WHAT THE TASK REQUIRES: Transcribe all the entries word for word, but omit the images.

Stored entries
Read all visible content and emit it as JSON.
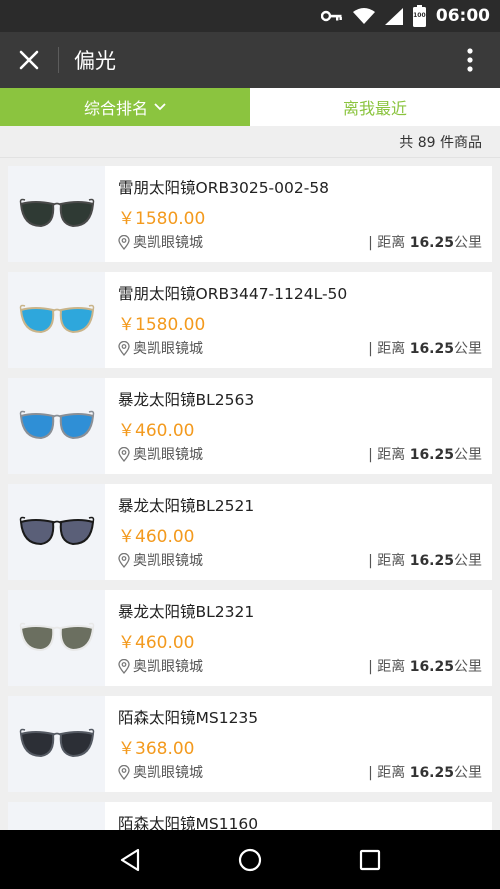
{
  "status_bar": {
    "time": "06:00",
    "battery_level": "100"
  },
  "header": {
    "title": "偏光"
  },
  "sort_tabs": {
    "composite_label": "综合排名",
    "nearest_label": "离我最近"
  },
  "summary": {
    "count_text": "共 89 件商品"
  },
  "products": [
    {
      "name": "雷朋太阳镜ORB3025-002-58",
      "price": "￥1580.00",
      "store": "奥凯眼镜城",
      "distance_prefix": "| 距离 ",
      "distance_value": "16.25",
      "distance_unit": "公里",
      "frame_color": "#4a4a4a",
      "lens_color": "#2f3a34"
    },
    {
      "name": "雷朋太阳镜ORB3447-1124L-50",
      "price": "￥1580.00",
      "store": "奥凯眼镜城",
      "distance_prefix": "| 距离 ",
      "distance_value": "16.25",
      "distance_unit": "公里",
      "frame_color": "#c9b48a",
      "lens_color": "#2ea7dc"
    },
    {
      "name": "暴龙太阳镜BL2563",
      "price": "￥460.00",
      "store": "奥凯眼镜城",
      "distance_prefix": "| 距离 ",
      "distance_value": "16.25",
      "distance_unit": "公里",
      "frame_color": "#8a8f96",
      "lens_color": "#2f8fd6"
    },
    {
      "name": "暴龙太阳镜BL2521",
      "price": "￥460.00",
      "store": "奥凯眼镜城",
      "distance_prefix": "| 距离 ",
      "distance_value": "16.25",
      "distance_unit": "公里",
      "frame_color": "#1a1a1a",
      "lens_color": "#5a5f78"
    },
    {
      "name": "暴龙太阳镜BL2321",
      "price": "￥460.00",
      "store": "奥凯眼镜城",
      "distance_prefix": "| 距离 ",
      "distance_value": "16.25",
      "distance_unit": "公里",
      "frame_color": "#e8e8e8",
      "lens_color": "#6b6f60"
    },
    {
      "name": "陌森太阳镜MS1235",
      "price": "￥368.00",
      "store": "奥凯眼镜城",
      "distance_prefix": "| 距离 ",
      "distance_value": "16.25",
      "distance_unit": "公里",
      "frame_color": "#555a63",
      "lens_color": "#2c2f36"
    },
    {
      "name": "陌森太阳镜MS1160",
      "price": "",
      "store": "",
      "distance_prefix": "",
      "distance_value": "",
      "distance_unit": "",
      "frame_color": "#555a63",
      "lens_color": "#2c2f36"
    }
  ],
  "colors": {
    "accent_green": "#8bc43f",
    "price_orange": "#f39a1e",
    "title_bar": "#3a3a3a",
    "status_bar": "#2b2b2b"
  },
  "icons": {
    "close": "close-icon",
    "more": "more-vertical-icon",
    "chevron": "chevron-down-icon",
    "location": "location-pin-icon",
    "back": "nav-back-icon",
    "home": "nav-home-icon",
    "recents": "nav-recents-icon"
  }
}
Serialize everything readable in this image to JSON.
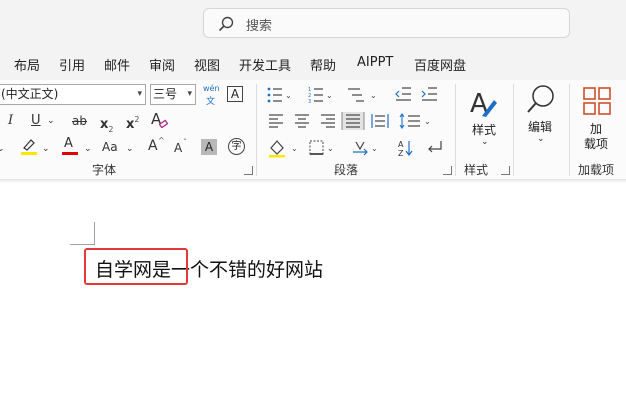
{
  "title_bar": {
    "search_placeholder": "搜索"
  },
  "tabs": [
    "布局",
    "引用",
    "邮件",
    "审阅",
    "视图",
    "开发工具",
    "帮助",
    "AIPPT",
    "百度网盘"
  ],
  "font_group": {
    "font_name": "(中文正文)",
    "font_size": "三号",
    "phonetic_top": "wén",
    "phonetic_bottom": "文",
    "char_border": "A",
    "italic": "I",
    "underline": "U",
    "strike": "ab",
    "subscript": "x",
    "sub_mark": "2",
    "superscript": "x",
    "sup_mark": "2",
    "clear": "A",
    "font_color": "A",
    "change_case": "Aa",
    "grow": "A",
    "shrink": "A",
    "shade": "A",
    "enclose": "字",
    "label": "字体"
  },
  "paragraph_group": {
    "sort_top": "A",
    "sort_bottom": "Z",
    "label": "段落"
  },
  "styles_group": {
    "button": "样式",
    "label": "样式"
  },
  "editing_group": {
    "button": "编辑"
  },
  "addins_group": {
    "button_line1": "加",
    "button_line2": "载项",
    "label": "加载项"
  },
  "colors": {
    "accent_red": "#e23a3a",
    "highlight_yellow": "#ffe800",
    "font_red": "#e00000"
  },
  "document": {
    "text": "自学网是一个不错的好网站"
  }
}
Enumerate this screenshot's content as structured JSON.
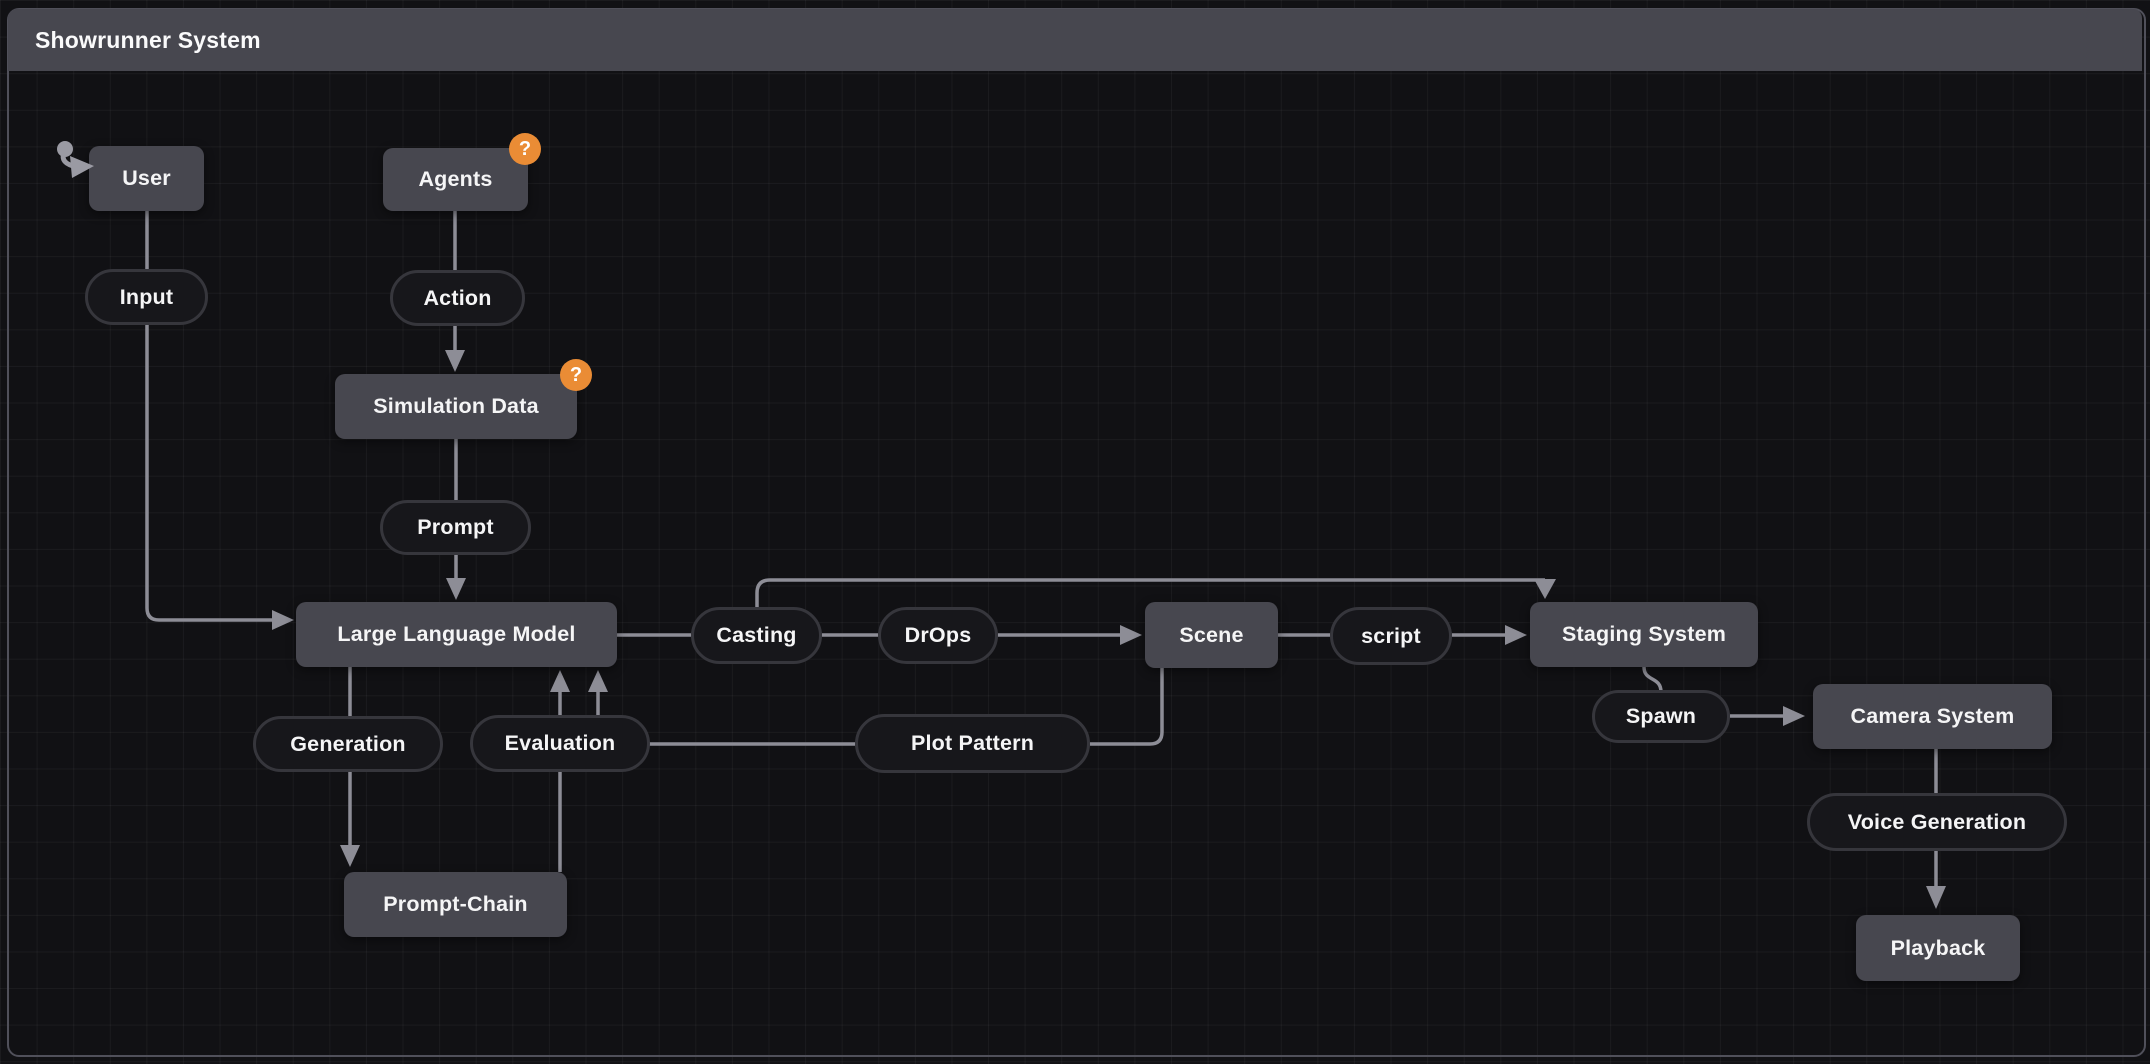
{
  "title": "Showrunner System",
  "nodes": {
    "user": {
      "label": "User"
    },
    "agents": {
      "label": "Agents"
    },
    "simulation_data": {
      "label": "Simulation Data"
    },
    "llm": {
      "label": "Large Language Model"
    },
    "scene": {
      "label": "Scene"
    },
    "staging": {
      "label": "Staging System"
    },
    "prompt_chain": {
      "label": "Prompt-Chain"
    },
    "camera": {
      "label": "Camera System"
    },
    "playback": {
      "label": "Playback"
    }
  },
  "edge_labels": {
    "input": "Input",
    "action": "Action",
    "prompt": "Prompt",
    "casting": "Casting",
    "drops": "DrOps",
    "script": "script",
    "generation": "Generation",
    "evaluation": "Evaluation",
    "plot_pattern": "Plot Pattern",
    "spawn": "Spawn",
    "voice_generation": "Voice Generation"
  },
  "badges": {
    "agents": "?",
    "simulation_data": "?"
  },
  "edges": [
    {
      "from": "User",
      "via": "Input",
      "to": "Large Language Model"
    },
    {
      "from": "Agents",
      "via": "Action",
      "to": "Simulation Data"
    },
    {
      "from": "Simulation Data",
      "via": "Prompt",
      "to": "Large Language Model"
    },
    {
      "from": "Large Language Model",
      "via": "Casting",
      "to": "Staging System"
    },
    {
      "from": "Large Language Model",
      "via": "DrOps",
      "to": "Scene"
    },
    {
      "from": "Large Language Model",
      "via": "Generation",
      "to": "Prompt-Chain"
    },
    {
      "from": "Prompt-Chain",
      "via": "Evaluation",
      "to": "Large Language Model"
    },
    {
      "from": "Scene",
      "via": "Plot Pattern",
      "to": "Large Language Model"
    },
    {
      "from": "Scene",
      "via": "script",
      "to": "Staging System"
    },
    {
      "from": "Staging System",
      "via": "Spawn",
      "to": "Camera System"
    },
    {
      "from": "Camera System",
      "via": "Voice Generation",
      "to": "Playback"
    }
  ],
  "icons": {
    "pointer": "pointer-click-icon"
  },
  "colors": {
    "page_background": "#111114",
    "grid_line": "#26262b",
    "titlebar": "#47474f",
    "container_border": "#50505a",
    "node_fill": "#47474f",
    "node_text": "#f5f5f6",
    "pill_fill": "#17171b",
    "pill_border": "#36363c",
    "edge": "#8d8d96",
    "badge": "#ea8c35",
    "badge_text": "#ffffff"
  }
}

ANSWER TO THIS EXERCISE:
Read all visible content and emit it as JSON.
{
  "status_bar": {
    "time": "06:00",
    "battery_level": "100"
  },
  "header": {
    "title": "偏光"
  },
  "sort_tabs": {
    "composite_label": "综合排名",
    "nearest_label": "离我最近"
  },
  "summary": {
    "count_text": "共 89 件商品"
  },
  "products": [
    {
      "name": "雷朋太阳镜ORB3025-002-58",
      "price": "￥1580.00",
      "store": "奥凯眼镜城",
      "distance_prefix": "| 距离 ",
      "distance_value": "16.25",
      "distance_unit": "公里",
      "frame_color": "#4a4a4a",
      "lens_color": "#2f3a34"
    },
    {
      "name": "雷朋太阳镜ORB3447-1124L-50",
      "price": "￥1580.00",
      "store": "奥凯眼镜城",
      "distance_prefix": "| 距离 ",
      "distance_value": "16.25",
      "distance_unit": "公里",
      "frame_color": "#c9b48a",
      "lens_color": "#2ea7dc"
    },
    {
      "name": "暴龙太阳镜BL2563",
      "price": "￥460.00",
      "store": "奥凯眼镜城",
      "distance_prefix": "| 距离 ",
      "distance_value": "16.25",
      "distance_unit": "公里",
      "frame_color": "#8a8f96",
      "lens_color": "#2f8fd6"
    },
    {
      "name": "暴龙太阳镜BL2521",
      "price": "￥460.00",
      "store": "奥凯眼镜城",
      "distance_prefix": "| 距离 ",
      "distance_value": "16.25",
      "distance_unit": "公里",
      "frame_color": "#1a1a1a",
      "lens_color": "#5a5f78"
    },
    {
      "name": "暴龙太阳镜BL2321",
      "price": "￥460.00",
      "store": "奥凯眼镜城",
      "distance_prefix": "| 距离 ",
      "distance_value": "16.25",
      "distance_unit": "公里",
      "frame_color": "#e8e8e8",
      "lens_color": "#6b6f60"
    },
    {
      "name": "陌森太阳镜MS1235",
      "price": "￥368.00",
      "store": "奥凯眼镜城",
      "distance_prefix": "| 距离 ",
      "distance_value": "16.25",
      "distance_unit": "公里",
      "frame_color": "#555a63",
      "lens_color": "#2c2f36"
    },
    {
      "name": "陌森太阳镜MS1160",
      "price": "",
      "store": "",
      "distance_prefix": "",
      "distance_value": "",
      "distance_unit": "",
      "frame_color": "#555a63",
      "lens_color": "#2c2f36"
    }
  ],
  "colors": {
    "accent_green": "#8bc43f",
    "price_orange": "#f39a1e",
    "title_bar": "#3a3a3a",
    "status_bar": "#2b2b2b"
  },
  "icons": {
    "close": "close-icon",
    "more": "more-vertical-icon",
    "chevron": "chevron-down-icon",
    "location": "location-pin-icon",
    "back": "nav-back-icon",
    "home": "nav-home-icon",
    "recents": "nav-recents-icon"
  }
}
Serialize everything readable in this image to JSON.
{
  "title_bar": {
    "search_placeholder": "搜索"
  },
  "tabs": [
    "布局",
    "引用",
    "邮件",
    "审阅",
    "视图",
    "开发工具",
    "帮助",
    "AIPPT",
    "百度网盘"
  ],
  "font_group": {
    "font_name": "(中文正文)",
    "font_size": "三号",
    "phonetic_top": "wén",
    "phonetic_bottom": "文",
    "char_border": "A",
    "italic": "I",
    "underline": "U",
    "strike": "ab",
    "subscript": "x",
    "sub_mark": "2",
    "superscript": "x",
    "sup_mark": "2",
    "clear": "A",
    "font_color": "A",
    "change_case": "Aa",
    "grow": "A",
    "shrink": "A",
    "shade": "A",
    "enclose": "字",
    "label": "字体"
  },
  "paragraph_group": {
    "sort_top": "A",
    "sort_bottom": "Z",
    "label": "段落"
  },
  "styles_group": {
    "button": "样式",
    "label": "样式"
  },
  "editing_group": {
    "button": "编辑"
  },
  "addins_group": {
    "button_line1": "加",
    "button_line2": "载项",
    "label": "加载项"
  },
  "colors": {
    "accent_red": "#e23a3a",
    "highlight_yellow": "#ffe800",
    "font_red": "#e00000"
  },
  "document": {
    "text": "自学网是一个不错的好网站"
  }
}
Enumerate this screenshot's content as structured JSON.
{
  "title": "Showrunner System",
  "nodes": {
    "user": {
      "label": "User"
    },
    "agents": {
      "label": "Agents"
    },
    "simulation_data": {
      "label": "Simulation Data"
    },
    "llm": {
      "label": "Large Language Model"
    },
    "scene": {
      "label": "Scene"
    },
    "staging": {
      "label": "Staging System"
    },
    "prompt_chain": {
      "label": "Prompt-Chain"
    },
    "camera": {
      "label": "Camera System"
    },
    "playback": {
      "label": "Playback"
    }
  },
  "edge_labels": {
    "input": "Input",
    "action": "Action",
    "prompt": "Prompt",
    "casting": "Casting",
    "drops": "DrOps",
    "script": "script",
    "generation": "Generation",
    "evaluation": "Evaluation",
    "plot_pattern": "Plot Pattern",
    "spawn": "Spawn",
    "voice_generation": "Voice Generation"
  },
  "badges": {
    "agents": "?",
    "simulation_data": "?"
  },
  "edges": [
    {
      "from": "User",
      "via": "Input",
      "to": "Large Language Model"
    },
    {
      "from": "Agents",
      "via": "Action",
      "to": "Simulation Data"
    },
    {
      "from": "Simulation Data",
      "via": "Prompt",
      "to": "Large Language Model"
    },
    {
      "from": "Large Language Model",
      "via": "Casting",
      "to": "Staging System"
    },
    {
      "from": "Large Language Model",
      "via": "DrOps",
      "to": "Scene"
    },
    {
      "from": "Large Language Model",
      "via": "Generation",
      "to": "Prompt-Chain"
    },
    {
      "from": "Prompt-Chain",
      "via": "Evaluation",
      "to": "Large Language Model"
    },
    {
      "from": "Scene",
      "via": "Plot Pattern",
      "to": "Large Language Model"
    },
    {
      "from": "Scene",
      "via": "script",
      "to": "Staging System"
    },
    {
      "from": "Staging System",
      "via": "Spawn",
      "to": "Camera System"
    },
    {
      "from": "Camera System",
      "via": "Voice Generation",
      "to": "Playback"
    }
  ],
  "icons": {
    "pointer": "pointer-click-icon"
  },
  "colors": {
    "page_background": "#111114",
    "grid_line": "#26262b",
    "titlebar": "#47474f",
    "container_border": "#50505a",
    "node_fill": "#47474f",
    "node_text": "#f5f5f6",
    "pill_fill": "#17171b",
    "pill_border": "#36363c",
    "edge": "#8d8d96",
    "badge": "#ea8c35",
    "badge_text": "#ffffff"
  }
}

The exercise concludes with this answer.